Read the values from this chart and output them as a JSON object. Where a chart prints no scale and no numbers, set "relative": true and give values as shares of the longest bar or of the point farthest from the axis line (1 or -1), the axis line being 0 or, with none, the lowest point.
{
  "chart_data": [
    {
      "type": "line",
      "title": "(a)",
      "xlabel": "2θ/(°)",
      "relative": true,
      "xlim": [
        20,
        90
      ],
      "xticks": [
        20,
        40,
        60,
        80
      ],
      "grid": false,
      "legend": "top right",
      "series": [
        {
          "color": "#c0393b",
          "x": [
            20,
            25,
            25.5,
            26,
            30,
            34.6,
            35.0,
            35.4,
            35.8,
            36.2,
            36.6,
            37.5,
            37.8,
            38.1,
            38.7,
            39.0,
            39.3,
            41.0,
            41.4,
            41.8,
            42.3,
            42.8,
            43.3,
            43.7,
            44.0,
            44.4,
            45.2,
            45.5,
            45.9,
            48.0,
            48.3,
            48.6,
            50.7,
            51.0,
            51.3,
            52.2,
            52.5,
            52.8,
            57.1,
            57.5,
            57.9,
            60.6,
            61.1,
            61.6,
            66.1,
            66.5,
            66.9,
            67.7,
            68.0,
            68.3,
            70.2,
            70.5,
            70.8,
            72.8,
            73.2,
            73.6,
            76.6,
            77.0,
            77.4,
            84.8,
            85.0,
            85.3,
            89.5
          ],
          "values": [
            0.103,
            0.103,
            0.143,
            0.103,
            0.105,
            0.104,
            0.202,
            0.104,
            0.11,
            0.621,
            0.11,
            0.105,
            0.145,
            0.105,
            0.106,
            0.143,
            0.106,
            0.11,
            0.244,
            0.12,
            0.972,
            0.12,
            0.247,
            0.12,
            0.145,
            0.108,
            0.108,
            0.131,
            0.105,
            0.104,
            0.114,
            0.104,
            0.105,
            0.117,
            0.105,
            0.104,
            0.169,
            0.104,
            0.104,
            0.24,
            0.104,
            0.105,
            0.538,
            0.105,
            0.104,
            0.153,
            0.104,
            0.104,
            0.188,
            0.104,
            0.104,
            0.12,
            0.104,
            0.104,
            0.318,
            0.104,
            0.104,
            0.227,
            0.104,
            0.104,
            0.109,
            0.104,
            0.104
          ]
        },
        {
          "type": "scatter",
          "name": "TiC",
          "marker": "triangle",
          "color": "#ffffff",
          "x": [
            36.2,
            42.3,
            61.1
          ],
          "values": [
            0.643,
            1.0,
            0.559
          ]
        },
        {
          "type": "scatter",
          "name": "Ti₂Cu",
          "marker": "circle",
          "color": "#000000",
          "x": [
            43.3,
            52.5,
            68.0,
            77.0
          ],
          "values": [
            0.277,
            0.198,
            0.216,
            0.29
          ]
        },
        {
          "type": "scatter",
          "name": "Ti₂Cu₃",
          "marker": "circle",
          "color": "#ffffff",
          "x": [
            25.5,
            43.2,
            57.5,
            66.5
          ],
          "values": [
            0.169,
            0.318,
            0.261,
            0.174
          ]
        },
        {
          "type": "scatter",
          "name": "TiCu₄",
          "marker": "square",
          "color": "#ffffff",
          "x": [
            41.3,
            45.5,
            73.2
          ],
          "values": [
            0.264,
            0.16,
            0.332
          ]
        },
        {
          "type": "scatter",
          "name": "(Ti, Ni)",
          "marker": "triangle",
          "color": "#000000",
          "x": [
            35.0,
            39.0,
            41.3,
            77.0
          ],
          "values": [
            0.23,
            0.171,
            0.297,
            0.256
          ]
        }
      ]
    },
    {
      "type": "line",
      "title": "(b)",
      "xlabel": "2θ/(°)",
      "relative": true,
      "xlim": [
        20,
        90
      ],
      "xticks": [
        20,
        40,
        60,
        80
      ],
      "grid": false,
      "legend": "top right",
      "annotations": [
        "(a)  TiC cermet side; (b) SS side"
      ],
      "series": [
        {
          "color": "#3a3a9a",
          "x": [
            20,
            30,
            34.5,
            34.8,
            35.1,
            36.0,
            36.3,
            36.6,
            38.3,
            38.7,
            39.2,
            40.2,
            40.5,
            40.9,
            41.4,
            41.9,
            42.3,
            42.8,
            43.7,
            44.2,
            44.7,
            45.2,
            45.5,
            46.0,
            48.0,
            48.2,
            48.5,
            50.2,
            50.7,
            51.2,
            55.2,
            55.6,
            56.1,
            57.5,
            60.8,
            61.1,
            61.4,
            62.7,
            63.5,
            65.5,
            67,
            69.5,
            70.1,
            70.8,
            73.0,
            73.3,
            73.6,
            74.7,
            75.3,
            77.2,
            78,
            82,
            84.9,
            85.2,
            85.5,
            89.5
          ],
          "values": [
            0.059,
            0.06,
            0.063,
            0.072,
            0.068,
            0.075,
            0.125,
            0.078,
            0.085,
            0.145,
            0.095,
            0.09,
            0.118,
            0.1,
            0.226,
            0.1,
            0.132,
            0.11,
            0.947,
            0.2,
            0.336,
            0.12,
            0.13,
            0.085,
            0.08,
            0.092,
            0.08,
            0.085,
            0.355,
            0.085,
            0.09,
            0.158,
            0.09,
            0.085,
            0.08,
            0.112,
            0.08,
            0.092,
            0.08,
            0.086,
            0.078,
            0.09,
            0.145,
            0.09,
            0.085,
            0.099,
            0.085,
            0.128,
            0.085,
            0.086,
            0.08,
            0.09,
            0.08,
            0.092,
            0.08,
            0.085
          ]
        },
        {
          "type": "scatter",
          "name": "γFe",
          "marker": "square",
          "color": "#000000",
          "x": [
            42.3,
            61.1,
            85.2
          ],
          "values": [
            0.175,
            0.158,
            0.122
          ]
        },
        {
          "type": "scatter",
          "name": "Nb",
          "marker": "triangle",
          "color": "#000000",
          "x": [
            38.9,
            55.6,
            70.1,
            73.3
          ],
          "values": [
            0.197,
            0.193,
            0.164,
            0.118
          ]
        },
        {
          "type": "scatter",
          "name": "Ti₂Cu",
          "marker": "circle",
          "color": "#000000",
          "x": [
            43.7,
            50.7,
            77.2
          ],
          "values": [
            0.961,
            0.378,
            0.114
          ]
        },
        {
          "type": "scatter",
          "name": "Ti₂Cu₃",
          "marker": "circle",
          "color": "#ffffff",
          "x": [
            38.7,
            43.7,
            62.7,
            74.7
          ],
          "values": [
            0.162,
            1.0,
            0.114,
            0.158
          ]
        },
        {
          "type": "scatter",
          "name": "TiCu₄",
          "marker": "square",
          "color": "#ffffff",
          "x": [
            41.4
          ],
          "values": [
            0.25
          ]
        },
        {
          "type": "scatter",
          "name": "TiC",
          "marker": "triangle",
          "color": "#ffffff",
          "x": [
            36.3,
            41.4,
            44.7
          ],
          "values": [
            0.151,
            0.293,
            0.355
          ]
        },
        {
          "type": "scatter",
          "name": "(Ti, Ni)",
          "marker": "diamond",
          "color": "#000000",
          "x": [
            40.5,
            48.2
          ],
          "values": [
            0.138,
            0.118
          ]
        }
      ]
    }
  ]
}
---*---
REQUEST:
Return all of the data word for word.

TASK RESPONSE:
Read the values from this chart and output them as a JSON object. Where a chart prints no scale and no numbers, set "relative": true and give values as shares of the longest bar or of the point farthest from the axis line (1 or -1), the axis line being 0 or, with none, the lowest point.
{
  "chart_data": [
    {
      "type": "line",
      "title": "(a)",
      "xlabel": "2θ/(°)",
      "relative": true,
      "xlim": [
        20,
        90
      ],
      "xticks": [
        20,
        40,
        60,
        80
      ],
      "grid": false,
      "legend": "top right",
      "series": [
        {
          "color": "#c0393b",
          "x": [
            20,
            25,
            25.5,
            26,
            30,
            34.6,
            35.0,
            35.4,
            35.8,
            36.2,
            36.6,
            37.5,
            37.8,
            38.1,
            38.7,
            39.0,
            39.3,
            41.0,
            41.4,
            41.8,
            42.3,
            42.8,
            43.3,
            43.7,
            44.0,
            44.4,
            45.2,
            45.5,
            45.9,
            48.0,
            48.3,
            48.6,
            50.7,
            51.0,
            51.3,
            52.2,
            52.5,
            52.8,
            57.1,
            57.5,
            57.9,
            60.6,
            61.1,
            61.6,
            66.1,
            66.5,
            66.9,
            67.7,
            68.0,
            68.3,
            70.2,
            70.5,
            70.8,
            72.8,
            73.2,
            73.6,
            76.6,
            77.0,
            77.4,
            84.8,
            85.0,
            85.3,
            89.5
          ],
          "values": [
            0.103,
            0.103,
            0.143,
            0.103,
            0.105,
            0.104,
            0.202,
            0.104,
            0.11,
            0.621,
            0.11,
            0.105,
            0.145,
            0.105,
            0.106,
            0.143,
            0.106,
            0.11,
            0.244,
            0.12,
            0.972,
            0.12,
            0.247,
            0.12,
            0.145,
            0.108,
            0.108,
            0.131,
            0.105,
            0.104,
            0.114,
            0.104,
            0.105,
            0.117,
            0.105,
            0.104,
            0.169,
            0.104,
            0.104,
            0.24,
            0.104,
            0.105,
            0.538,
            0.105,
            0.104,
            0.153,
            0.104,
            0.104,
            0.188,
            0.104,
            0.104,
            0.12,
            0.104,
            0.104,
            0.318,
            0.104,
            0.104,
            0.227,
            0.104,
            0.104,
            0.109,
            0.104,
            0.104
          ]
        },
        {
          "type": "scatter",
          "name": "TiC",
          "marker": "triangle",
          "color": "#ffffff",
          "x": [
            36.2,
            42.3,
            61.1
          ],
          "values": [
            0.643,
            1.0,
            0.559
          ]
        },
        {
          "type": "scatter",
          "name": "Ti₂Cu",
          "marker": "circle",
          "color": "#000000",
          "x": [
            43.3,
            52.5,
            68.0,
            77.0
          ],
          "values": [
            0.277,
            0.198,
            0.216,
            0.29
          ]
        },
        {
          "type": "scatter",
          "name": "Ti₂Cu₃",
          "marker": "circle",
          "color": "#ffffff",
          "x": [
            25.5,
            43.2,
            57.5,
            66.5
          ],
          "values": [
            0.169,
            0.318,
            0.261,
            0.174
          ]
        },
        {
          "type": "scatter",
          "name": "TiCu₄",
          "marker": "square",
          "color": "#ffffff",
          "x": [
            41.3,
            45.5,
            73.2
          ],
          "values": [
            0.264,
            0.16,
            0.332
          ]
        },
        {
          "type": "scatter",
          "name": "(Ti, Ni)",
          "marker": "triangle",
          "color": "#000000",
          "x": [
            35.0,
            39.0,
            41.3,
            77.0
          ],
          "values": [
            0.23,
            0.171,
            0.297,
            0.256
          ]
        }
      ]
    },
    {
      "type": "line",
      "title": "(b)",
      "xlabel": "2θ/(°)",
      "relative": true,
      "xlim": [
        20,
        90
      ],
      "xticks": [
        20,
        40,
        60,
        80
      ],
      "grid": false,
      "legend": "top right",
      "annotations": [
        "(a)  TiC cermet side; (b) SS side"
      ],
      "series": [
        {
          "color": "#3a3a9a",
          "x": [
            20,
            30,
            34.5,
            34.8,
            35.1,
            36.0,
            36.3,
            36.6,
            38.3,
            38.7,
            39.2,
            40.2,
            40.5,
            40.9,
            41.4,
            41.9,
            42.3,
            42.8,
            43.7,
            44.2,
            44.7,
            45.2,
            45.5,
            46.0,
            48.0,
            48.2,
            48.5,
            50.2,
            50.7,
            51.2,
            55.2,
            55.6,
            56.1,
            57.5,
            60.8,
            61.1,
            61.4,
            62.7,
            63.5,
            65.5,
            67,
            69.5,
            70.1,
            70.8,
            73.0,
            73.3,
            73.6,
            74.7,
            75.3,
            77.2,
            78,
            82,
            84.9,
            85.2,
            85.5,
            89.5
          ],
          "values": [
            0.059,
            0.06,
            0.063,
            0.072,
            0.068,
            0.075,
            0.125,
            0.078,
            0.085,
            0.145,
            0.095,
            0.09,
            0.118,
            0.1,
            0.226,
            0.1,
            0.132,
            0.11,
            0.947,
            0.2,
            0.336,
            0.12,
            0.13,
            0.085,
            0.08,
            0.092,
            0.08,
            0.085,
            0.355,
            0.085,
            0.09,
            0.158,
            0.09,
            0.085,
            0.08,
            0.112,
            0.08,
            0.092,
            0.08,
            0.086,
            0.078,
            0.09,
            0.145,
            0.09,
            0.085,
            0.099,
            0.085,
            0.128,
            0.085,
            0.086,
            0.08,
            0.09,
            0.08,
            0.092,
            0.08,
            0.085
          ]
        },
        {
          "type": "scatter",
          "name": "γFe",
          "marker": "square",
          "color": "#000000",
          "x": [
            42.3,
            61.1,
            85.2
          ],
          "values": [
            0.175,
            0.158,
            0.122
          ]
        },
        {
          "type": "scatter",
          "name": "Nb",
          "marker": "triangle",
          "color": "#000000",
          "x": [
            38.9,
            55.6,
            70.1,
            73.3
          ],
          "values": [
            0.197,
            0.193,
            0.164,
            0.118
          ]
        },
        {
          "type": "scatter",
          "name": "Ti₂Cu",
          "marker": "circle",
          "color": "#000000",
          "x": [
            43.7,
            50.7,
            77.2
          ],
          "values": [
            0.961,
            0.378,
            0.114
          ]
        },
        {
          "type": "scatter",
          "name": "Ti₂Cu₃",
          "marker": "circle",
          "color": "#ffffff",
          "x": [
            38.7,
            43.7,
            62.7,
            74.7
          ],
          "values": [
            0.162,
            1.0,
            0.114,
            0.158
          ]
        },
        {
          "type": "scatter",
          "name": "TiCu₄",
          "marker": "square",
          "color": "#ffffff",
          "x": [
            41.4
          ],
          "values": [
            0.25
          ]
        },
        {
          "type": "scatter",
          "name": "TiC",
          "marker": "triangle",
          "color": "#ffffff",
          "x": [
            36.3,
            41.4,
            44.7
          ],
          "values": [
            0.151,
            0.293,
            0.355
          ]
        },
        {
          "type": "scatter",
          "name": "(Ti, Ni)",
          "marker": "diamond",
          "color": "#000000",
          "x": [
            40.5,
            48.2
          ],
          "values": [
            0.138,
            0.118
          ]
        }
      ]
    }
  ]
}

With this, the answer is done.